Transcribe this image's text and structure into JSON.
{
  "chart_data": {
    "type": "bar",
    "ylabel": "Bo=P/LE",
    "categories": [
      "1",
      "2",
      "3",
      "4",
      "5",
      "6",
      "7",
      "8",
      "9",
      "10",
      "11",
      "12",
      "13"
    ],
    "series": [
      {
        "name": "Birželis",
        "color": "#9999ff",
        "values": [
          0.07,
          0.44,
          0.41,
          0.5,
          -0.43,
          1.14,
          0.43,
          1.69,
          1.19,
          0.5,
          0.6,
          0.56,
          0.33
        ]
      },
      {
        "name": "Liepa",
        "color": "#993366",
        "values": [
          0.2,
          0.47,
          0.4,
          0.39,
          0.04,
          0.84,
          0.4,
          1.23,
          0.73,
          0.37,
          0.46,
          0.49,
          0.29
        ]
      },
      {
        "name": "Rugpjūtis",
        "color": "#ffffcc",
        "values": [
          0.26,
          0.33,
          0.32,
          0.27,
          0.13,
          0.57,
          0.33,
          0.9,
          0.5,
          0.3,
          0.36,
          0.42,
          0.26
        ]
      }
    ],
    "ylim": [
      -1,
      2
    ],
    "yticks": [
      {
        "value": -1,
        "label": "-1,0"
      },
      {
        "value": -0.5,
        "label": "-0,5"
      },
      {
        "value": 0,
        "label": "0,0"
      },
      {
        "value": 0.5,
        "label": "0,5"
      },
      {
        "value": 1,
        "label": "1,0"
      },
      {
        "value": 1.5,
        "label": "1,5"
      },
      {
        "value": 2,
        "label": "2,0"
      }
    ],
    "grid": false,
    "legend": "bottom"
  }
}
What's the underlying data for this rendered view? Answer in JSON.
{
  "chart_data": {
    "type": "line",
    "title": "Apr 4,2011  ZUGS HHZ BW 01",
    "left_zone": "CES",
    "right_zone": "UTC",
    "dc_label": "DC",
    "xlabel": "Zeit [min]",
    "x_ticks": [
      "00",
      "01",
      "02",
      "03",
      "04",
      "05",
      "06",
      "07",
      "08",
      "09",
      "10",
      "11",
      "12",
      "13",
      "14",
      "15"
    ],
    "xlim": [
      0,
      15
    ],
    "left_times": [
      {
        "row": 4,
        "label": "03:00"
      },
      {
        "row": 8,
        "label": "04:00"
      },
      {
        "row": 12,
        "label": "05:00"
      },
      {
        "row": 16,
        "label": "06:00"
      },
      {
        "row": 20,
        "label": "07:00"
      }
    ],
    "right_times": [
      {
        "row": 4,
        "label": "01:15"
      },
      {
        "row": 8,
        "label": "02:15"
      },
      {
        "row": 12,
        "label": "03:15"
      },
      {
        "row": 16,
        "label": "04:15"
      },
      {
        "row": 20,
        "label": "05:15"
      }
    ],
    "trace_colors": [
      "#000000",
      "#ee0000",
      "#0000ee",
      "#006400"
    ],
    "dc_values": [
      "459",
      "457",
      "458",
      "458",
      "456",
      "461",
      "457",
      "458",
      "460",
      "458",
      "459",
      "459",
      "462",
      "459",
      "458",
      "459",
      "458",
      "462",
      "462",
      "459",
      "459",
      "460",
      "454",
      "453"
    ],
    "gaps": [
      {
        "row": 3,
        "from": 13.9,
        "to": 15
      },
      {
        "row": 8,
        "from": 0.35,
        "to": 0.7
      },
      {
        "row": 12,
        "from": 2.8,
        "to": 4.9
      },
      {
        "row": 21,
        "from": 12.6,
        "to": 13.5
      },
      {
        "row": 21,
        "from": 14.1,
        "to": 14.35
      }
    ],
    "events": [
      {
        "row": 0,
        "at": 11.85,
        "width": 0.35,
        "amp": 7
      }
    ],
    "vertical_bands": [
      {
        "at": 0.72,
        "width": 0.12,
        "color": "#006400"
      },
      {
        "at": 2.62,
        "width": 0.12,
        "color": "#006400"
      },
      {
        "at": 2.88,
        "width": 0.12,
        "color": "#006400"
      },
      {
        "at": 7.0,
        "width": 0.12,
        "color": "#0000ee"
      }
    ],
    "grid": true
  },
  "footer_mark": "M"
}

Task to complete:
Exactly reproduce all of the entries above.

The reply:
Transcribe this image's text and structure into JSON.
{
  "chart_data": {
    "type": "bar",
    "ylabel": "Bo=P/LE",
    "categories": [
      "1",
      "2",
      "3",
      "4",
      "5",
      "6",
      "7",
      "8",
      "9",
      "10",
      "11",
      "12",
      "13"
    ],
    "series": [
      {
        "name": "Birželis",
        "color": "#9999ff",
        "values": [
          0.07,
          0.44,
          0.41,
          0.5,
          -0.43,
          1.14,
          0.43,
          1.69,
          1.19,
          0.5,
          0.6,
          0.56,
          0.33
        ]
      },
      {
        "name": "Liepa",
        "color": "#993366",
        "values": [
          0.2,
          0.47,
          0.4,
          0.39,
          0.04,
          0.84,
          0.4,
          1.23,
          0.73,
          0.37,
          0.46,
          0.49,
          0.29
        ]
      },
      {
        "name": "Rugpjūtis",
        "color": "#ffffcc",
        "values": [
          0.26,
          0.33,
          0.32,
          0.27,
          0.13,
          0.57,
          0.33,
          0.9,
          0.5,
          0.3,
          0.36,
          0.42,
          0.26
        ]
      }
    ],
    "ylim": [
      -1,
      2
    ],
    "yticks": [
      {
        "value": -1,
        "label": "-1,0"
      },
      {
        "value": -0.5,
        "label": "-0,5"
      },
      {
        "value": 0,
        "label": "0,0"
      },
      {
        "value": 0.5,
        "label": "0,5"
      },
      {
        "value": 1,
        "label": "1,0"
      },
      {
        "value": 1.5,
        "label": "1,5"
      },
      {
        "value": 2,
        "label": "2,0"
      }
    ],
    "grid": false,
    "legend": "bottom"
  }
}
What's the underlying data for this rendered view? Answer in JSON.
{
  "chart_data": {
    "type": "line",
    "title": "Apr 4,2011  ZUGS HHZ BW 01",
    "left_zone": "CES",
    "right_zone": "UTC",
    "dc_label": "DC",
    "xlabel": "Zeit [min]",
    "x_ticks": [
      "00",
      "01",
      "02",
      "03",
      "04",
      "05",
      "06",
      "07",
      "08",
      "09",
      "10",
      "11",
      "12",
      "13",
      "14",
      "15"
    ],
    "xlim": [
      0,
      15
    ],
    "left_times": [
      {
        "row": 4,
        "label": "03:00"
      },
      {
        "row": 8,
        "label": "04:00"
      },
      {
        "row": 12,
        "label": "05:00"
      },
      {
        "row": 16,
        "label": "06:00"
      },
      {
        "row": 20,
        "label": "07:00"
      }
    ],
    "right_times": [
      {
        "row": 4,
        "label": "01:15"
      },
      {
        "row": 8,
        "label": "02:15"
      },
      {
        "row": 12,
        "label": "03:15"
      },
      {
        "row": 16,
        "label": "04:15"
      },
      {
        "row": 20,
        "label": "05:15"
      }
    ],
    "trace_colors": [
      "#000000",
      "#ee0000",
      "#0000ee",
      "#006400"
    ],
    "dc_values": [
      "459",
      "457",
      "458",
      "458",
      "456",
      "461",
      "457",
      "458",
      "460",
      "458",
      "459",
      "459",
      "462",
      "459",
      "458",
      "459",
      "458",
      "462",
      "462",
      "459",
      "459",
      "460",
      "454",
      "453"
    ],
    "gaps": [
      {
        "row": 3,
        "from": 13.9,
        "to": 15
      },
      {
        "row": 8,
        "from": 0.35,
        "to": 0.7
      },
      {
        "row": 12,
        "from": 2.8,
        "to": 4.9
      },
      {
        "row": 21,
        "from": 12.6,
        "to": 13.5
      },
      {
        "row": 21,
        "from": 14.1,
        "to": 14.35
      }
    ],
    "events": [
      {
        "row": 0,
        "at": 11.85,
        "width": 0.35,
        "amp": 7
      }
    ],
    "vertical_bands": [
      {
        "at": 0.72,
        "width": 0.12,
        "color": "#006400"
      },
      {
        "at": 2.62,
        "width": 0.12,
        "color": "#006400"
      },
      {
        "at": 2.88,
        "width": 0.12,
        "color": "#006400"
      },
      {
        "at": 7.0,
        "width": 0.12,
        "color": "#0000ee"
      }
    ],
    "grid": true
  },
  "footer_mark": "M"
}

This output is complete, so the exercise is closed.